### DESCRIPTION OF THE TASK
Rewrite all of the data below as a numbered list, one line per item, skipping blank lines and leaving the pictures out.
***
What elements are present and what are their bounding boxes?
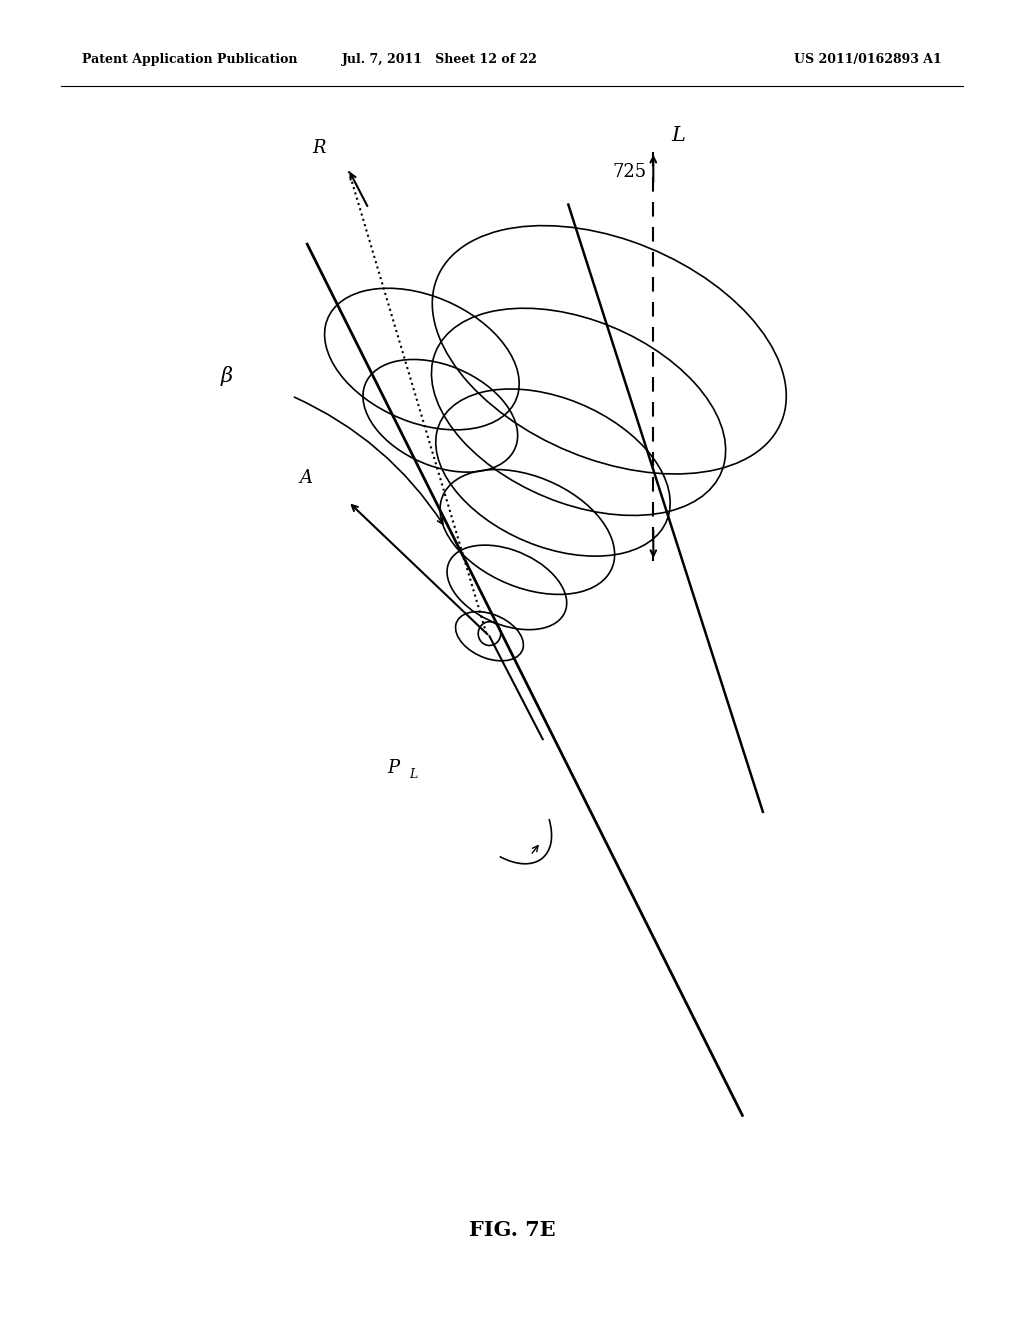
Text: R: R	[312, 139, 326, 157]
Text: A: A	[299, 469, 312, 487]
Text: L: L	[672, 127, 686, 145]
Text: US 2011/0162893 A1: US 2011/0162893 A1	[795, 53, 942, 66]
Text: FIG. 7E: FIG. 7E	[469, 1220, 555, 1241]
Text: 725: 725	[612, 162, 646, 181]
Text: Patent Application Publication: Patent Application Publication	[82, 53, 297, 66]
Text: β: β	[220, 366, 232, 387]
Text: P: P	[387, 759, 399, 777]
Text: L: L	[410, 768, 418, 781]
Text: Jul. 7, 2011   Sheet 12 of 22: Jul. 7, 2011 Sheet 12 of 22	[342, 53, 539, 66]
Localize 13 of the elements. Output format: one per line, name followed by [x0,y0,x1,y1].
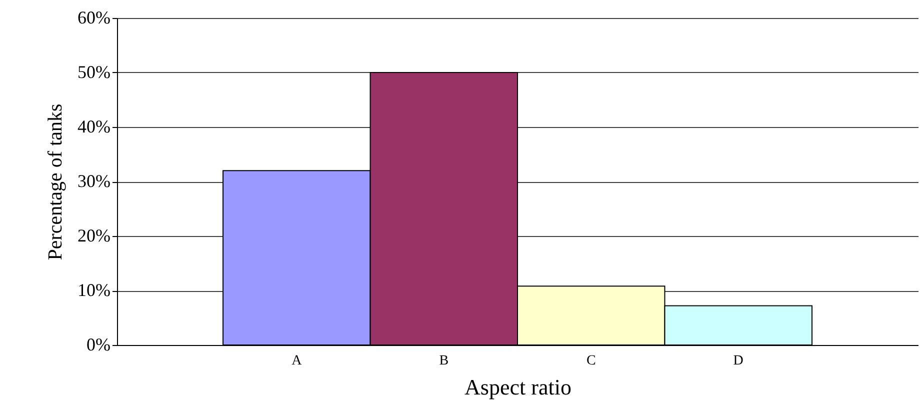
y-tick-label: 0% [86,334,110,354]
y-tick-label: 50% [78,62,110,82]
y-tick-label: 60% [78,8,110,28]
y-tick-label: 10% [78,280,110,300]
y-tick-label: 40% [78,116,110,136]
x-tick-label: A [292,354,303,368]
y-tick-label: 30% [78,171,110,191]
x-axis-title: Aspect ratio [464,374,572,400]
y-tick-label: 20% [78,226,110,246]
x-tick-label: D [733,354,744,368]
x-tick-label: B [439,354,449,368]
x-tick-label: C [586,354,596,368]
y-axis-title: Percentage of tanks [44,103,67,260]
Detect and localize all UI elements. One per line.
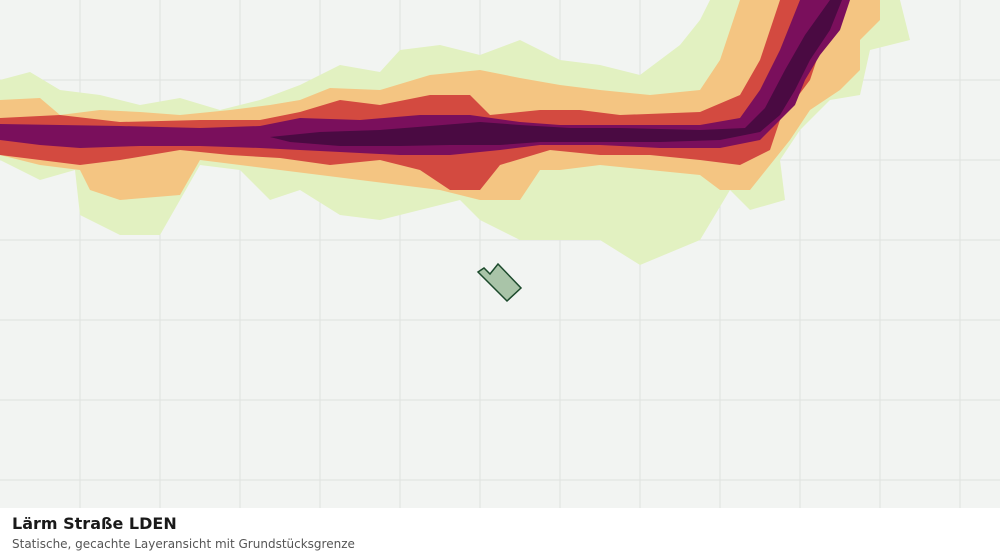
- noise-band-very-high: [0, 0, 850, 155]
- layer-title: Lärm Straße LDEN: [12, 514, 177, 533]
- layer-subtitle: Statische, gecachte Layeransicht mit Gru…: [12, 537, 355, 551]
- caption-panel: [0, 508, 1000, 560]
- noise-layer: [0, 0, 910, 265]
- parcel-boundary: [476, 262, 523, 303]
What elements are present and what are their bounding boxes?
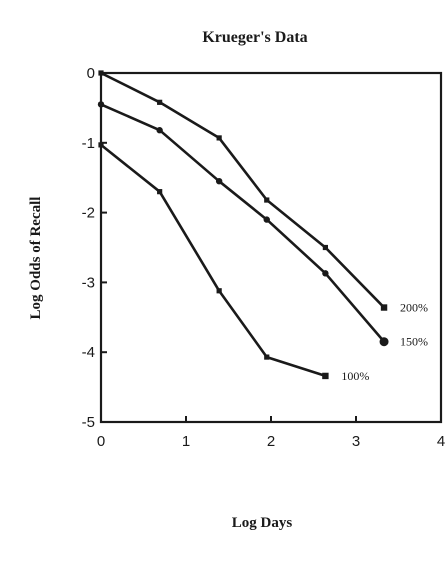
***
### RESPONSE
1. What elements are present and what are their bounding boxes?
2. Text: R: R	[312, 139, 326, 157]
3. Text: A: A	[299, 469, 312, 487]
4. Text: L: L	[672, 127, 686, 145]
5. Text: US 2011/0162893 A1: US 2011/0162893 A1	[795, 53, 942, 66]
6. Text: FIG. 7E: FIG. 7E	[469, 1220, 555, 1241]
7. Text: 725: 725	[612, 162, 646, 181]
8. Text: Patent Application Publication: Patent Application Publication	[82, 53, 297, 66]
9. Text: β: β	[220, 366, 232, 387]
10. Text: P: P	[387, 759, 399, 777]
11. Text: L: L	[410, 768, 418, 781]
12. Text: Jul. 7, 2011   Sheet 12 of 22: Jul. 7, 2011 Sheet 12 of 22	[342, 53, 539, 66]
13. Localize 13 of the elements. Output format: one per line, name followed by [x0,y0,x1,y1].
14. y-tick-label: 0% [86,334,110,354]
15. y-tick-label: 50% [78,62,110,82]
16. y-tick-label: 60% [78,8,110,28]
17. y-tick-label: 10% [78,280,110,300]
18. y-tick-label: 40% [78,116,110,136]
19. x-tick-label: A [292,354,303,368]
20. y-tick-label: 30% [78,171,110,191]
21. x-axis-title: Aspect ratio [464,374,572,400]
22. y-tick-label: 20% [78,226,110,246]
23. x-tick-label: D [733,354,744,368]
24. x-tick-label: B [439,354,449,368]
25. x-tick-label: C [586,354,596,368]
26. y-axis-title: Percentage of tanks [44,103,67,260]
27. Detect and localize all UI elements. One per line.
28. - noise-band-very-high: [0, 0, 850, 155]
29. - layer-title: Lärm Straße LDEN: [12, 514, 177, 533]
30. - layer-subtitle: Statische, gecachte Layeransicht mit Gru…: [12, 537, 355, 551]
31. - caption-panel: [0, 508, 1000, 560]
32. - noise-layer: [0, 0, 910, 265]
33. - parcel-boundary: [476, 262, 523, 303]
34. What elements are present and what are their bounding boxes?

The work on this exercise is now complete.